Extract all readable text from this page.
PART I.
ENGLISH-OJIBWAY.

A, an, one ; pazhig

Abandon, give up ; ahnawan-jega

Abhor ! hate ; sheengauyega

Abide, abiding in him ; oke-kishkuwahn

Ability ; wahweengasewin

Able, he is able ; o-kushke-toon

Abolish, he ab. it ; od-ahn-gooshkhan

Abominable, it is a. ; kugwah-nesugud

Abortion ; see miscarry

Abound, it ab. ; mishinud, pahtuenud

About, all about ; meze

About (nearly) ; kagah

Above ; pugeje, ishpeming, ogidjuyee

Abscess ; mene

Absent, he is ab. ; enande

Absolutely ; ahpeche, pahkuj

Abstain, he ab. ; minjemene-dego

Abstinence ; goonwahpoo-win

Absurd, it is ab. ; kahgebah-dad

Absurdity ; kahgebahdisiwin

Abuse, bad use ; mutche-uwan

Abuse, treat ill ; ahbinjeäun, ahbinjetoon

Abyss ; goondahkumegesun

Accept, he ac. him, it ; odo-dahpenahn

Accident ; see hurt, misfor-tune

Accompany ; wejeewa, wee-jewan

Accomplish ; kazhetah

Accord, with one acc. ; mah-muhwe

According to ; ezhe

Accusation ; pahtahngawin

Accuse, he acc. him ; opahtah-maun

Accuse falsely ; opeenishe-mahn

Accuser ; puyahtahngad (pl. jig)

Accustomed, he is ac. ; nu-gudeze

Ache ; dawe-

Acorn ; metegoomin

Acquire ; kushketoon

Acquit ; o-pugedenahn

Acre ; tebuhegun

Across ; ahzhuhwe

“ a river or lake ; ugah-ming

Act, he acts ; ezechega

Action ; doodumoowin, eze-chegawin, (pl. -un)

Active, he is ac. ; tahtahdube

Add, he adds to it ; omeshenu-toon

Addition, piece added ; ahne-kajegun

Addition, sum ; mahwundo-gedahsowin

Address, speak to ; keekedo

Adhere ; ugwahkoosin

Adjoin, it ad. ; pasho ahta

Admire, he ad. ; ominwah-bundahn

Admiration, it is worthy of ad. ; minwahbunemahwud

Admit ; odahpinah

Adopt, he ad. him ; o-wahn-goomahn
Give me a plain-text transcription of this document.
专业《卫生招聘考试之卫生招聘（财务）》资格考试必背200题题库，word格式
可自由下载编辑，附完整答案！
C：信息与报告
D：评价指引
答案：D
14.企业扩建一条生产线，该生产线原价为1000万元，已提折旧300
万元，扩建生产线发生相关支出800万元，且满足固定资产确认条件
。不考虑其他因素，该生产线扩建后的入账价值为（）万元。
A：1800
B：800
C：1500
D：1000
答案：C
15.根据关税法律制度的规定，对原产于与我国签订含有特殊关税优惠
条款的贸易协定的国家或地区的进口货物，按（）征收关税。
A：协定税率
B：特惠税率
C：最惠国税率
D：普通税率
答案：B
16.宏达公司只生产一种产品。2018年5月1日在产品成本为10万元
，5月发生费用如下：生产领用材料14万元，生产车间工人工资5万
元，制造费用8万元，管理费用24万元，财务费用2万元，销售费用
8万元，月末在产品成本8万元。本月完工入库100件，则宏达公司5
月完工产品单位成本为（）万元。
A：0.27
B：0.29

========================================

_TASK:_
Transcribe all of the entries without altering anything.

_SOLUTION TO THE EXERCISE:_
Extract all readable text from this page.
PART I.
ENGLISH-OJIBWAY.

A, an, one ; pazhig

Abandon, give up ; ahnawan-jega

Abhor ! hate ; sheengauyega

Abide, abiding in him ; oke-kishkuwahn

Ability ; wahweengasewin

Able, he is able ; o-kushke-toon

Abolish, he ab. it ; od-ahn-gooshkhan

Abominable, it is a. ; kugwah-nesugud

Abortion ; see miscarry

Abound, it ab. ; mishinud, pahtuenud

About, all about ; meze

About (nearly) ; kagah

Above ; pugeje, ishpeming, ogidjuyee

Abscess ; mene

Absent, he is ab. ; enande

Absolutely ; ahpeche, pahkuj

Abstain, he ab. ; minjemene-dego

Abstinence ; goonwahpoo-win

Absurd, it is ab. ; kahgebah-dad

Absurdity ; kahgebahdisiwin

Abuse, bad use ; mutche-uwan

Abuse, treat ill ; ahbinjeäun, ahbinjetoon

Abyss ; goondahkumegesun

Accept, he ac. him, it ; odo-dahpenahn

Accident ; see hurt, misfor-tune

Accompany ; wejeewa, wee-jewan

Accomplish ; kazhetah

Accord, with one acc. ; mah-muhwe

According to ; ezhe

Accusation ; pahtahngawin

Accuse, he acc. him ; opahtah-maun

Accuse falsely ; opeenishe-mahn

Accuser ; puyahtahngad (pl. jig)

Accustomed, he is ac. ; nu-gudeze

Ache ; dawe-

Acorn ; metegoomin

Acquire ; kushketoon

Acquit ; o-pugedenahn

Acre ; tebuhegun

Across ; ahzhuhwe

“ a river or lake ; ugah-ming

Act, he acts ; ezechega

Action ; doodumoowin, eze-chegawin, (pl. -un)

Active, he is ac. ; tahtahdube

Add, he adds to it ; omeshenu-toon

Addition, piece added ; ahne-kajegun

Addition, sum ; mahwundo-gedahsowin

Address, speak to ; keekedo

Adhere ; ugwahkoosin

Adjoin, it ad. ; pasho ahta

Admire, he ad. ; ominwah-bundahn

Admiration, it is worthy of ad. ; minwahbunemahwud

Admit ; odahpinah

Adopt, he ad. him ; o-wahn-goomahn
Give me a plain-text transcription of this document.
专业《卫生招聘考试之卫生招聘（财务）》资格考试必背200题题库，word格式
可自由下载编辑，附完整答案！
C：信息与报告
D：评价指引
答案：D
14.企业扩建一条生产线，该生产线原价为1000万元，已提折旧300
万元，扩建生产线发生相关支出800万元，且满足固定资产确认条件
。不考虑其他因素，该生产线扩建后的入账价值为（）万元。
A：1800
B：800
C：1500
D：1000
答案：C
15.根据关税法律制度的规定，对原产于与我国签订含有特殊关税优惠
条款的贸易协定的国家或地区的进口货物，按（）征收关税。
A：协定税率
B：特惠税率
C：最惠国税率
D：普通税率
答案：B
16.宏达公司只生产一种产品。2018年5月1日在产品成本为10万元
，5月发生费用如下：生产领用材料14万元，生产车间工人工资5万
元，制造费用8万元，管理费用24万元，财务费用2万元，销售费用
8万元，月末在产品成本8万元。本月完工入库100件，则宏达公司5
月完工产品单位成本为（）万元。
A：0.27
B：0.29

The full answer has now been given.